--- DATA PROVIDED ---
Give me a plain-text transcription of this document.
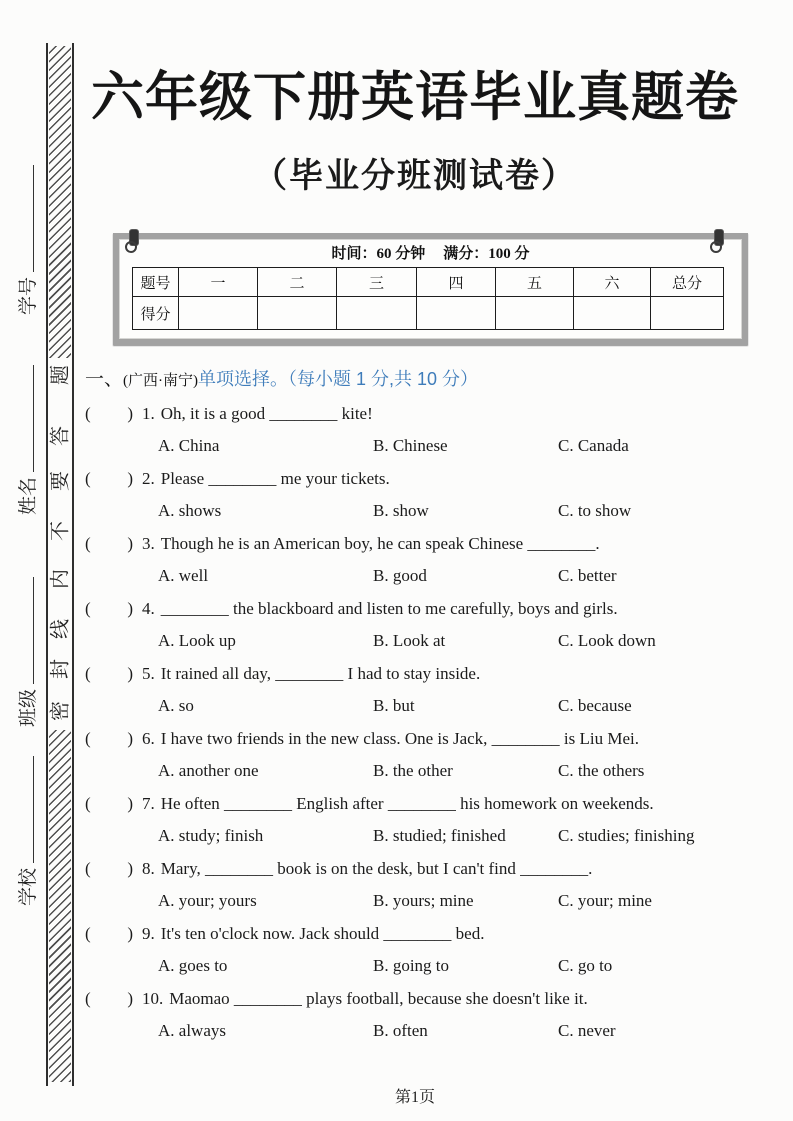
题
答
要
不
内
线
封
密
学号
姓名
班级
学校
六年级下册英语毕业真题卷
（毕业分班测试卷）
时间：60 分钟 满分：100 分
题号	一	二	三	四	五	六	总分
得分							
一、(广西·南宁)单项选择。（每小题 1 分,共 10 分）
( ) 1. Oh, it is a good ________ kite!
A. China	B. Chinese	C. Canada
( ) 2. Please ________ me your tickets.
A. shows	B. show	C. to show
( ) 3. Though he is an American boy, he can speak Chinese ________.
A. well	B. good	C. better
( ) 4. ________ the blackboard and listen to me carefully, boys and girls.
A. Look up	B. Look at	C. Look down
( ) 5. It rained all day, ________ I had to stay inside.
A. so	B. but	C. because
( ) 6. I have two friends in the new class. One is Jack, ________ is Liu Mei.
A. another one	B. the other	C. the others
( ) 7. He often ________ English after ________ his homework on weekends.
A. study; finish	B. studied; finished	C. studies; finishing
( ) 8. Mary, ________ book is on the desk, but I can't find ________.
A. your; yours	B. yours; mine	C. your; mine
( ) 9. It's ten o'clock now. Jack should ________ bed.
A. goes to	B. going to	C. go to
( ) 10. Maomao ________ plays football, because she doesn't like it.
A. always	B. often	C. never
第1页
---
PROBLEM REQUIREMENTS — Retype each entry precisely. Skip images entirely.

WRITTEN SOLUTION —
Give me a plain-text transcription of this document.
题
答
要
不
内
线
封
密
学号
姓名
班级
学校
六年级下册英语毕业真题卷
（毕业分班测试卷）
时间：60 分钟 满分：100 分
题号	一	二	三	四	五	六	总分
得分							
一、(广西·南宁)单项选择。（每小题 1 分,共 10 分）
( ) 1. Oh, it is a good ________ kite!
A. China	B. Chinese	C. Canada
( ) 2. Please ________ me your tickets.
A. shows	B. show	C. to show
( ) 3. Though he is an American boy, he can speak Chinese ________.
A. well	B. good	C. better
( ) 4. ________ the blackboard and listen to me carefully, boys and girls.
A. Look up	B. Look at	C. Look down
( ) 5. It rained all day, ________ I had to stay inside.
A. so	B. but	C. because
( ) 6. I have two friends in the new class. One is Jack, ________ is Liu Mei.
A. another one	B. the other	C. the others
( ) 7. He often ________ English after ________ his homework on weekends.
A. study; finish	B. studied; finished	C. studies; finishing
( ) 8. Mary, ________ book is on the desk, but I can't find ________.
A. your; yours	B. yours; mine	C. your; mine
( ) 9. It's ten o'clock now. Jack should ________ bed.
A. goes to	B. going to	C. go to
( ) 10. Maomao ________ plays football, because she doesn't like it.
A. always	B. often	C. never
第1页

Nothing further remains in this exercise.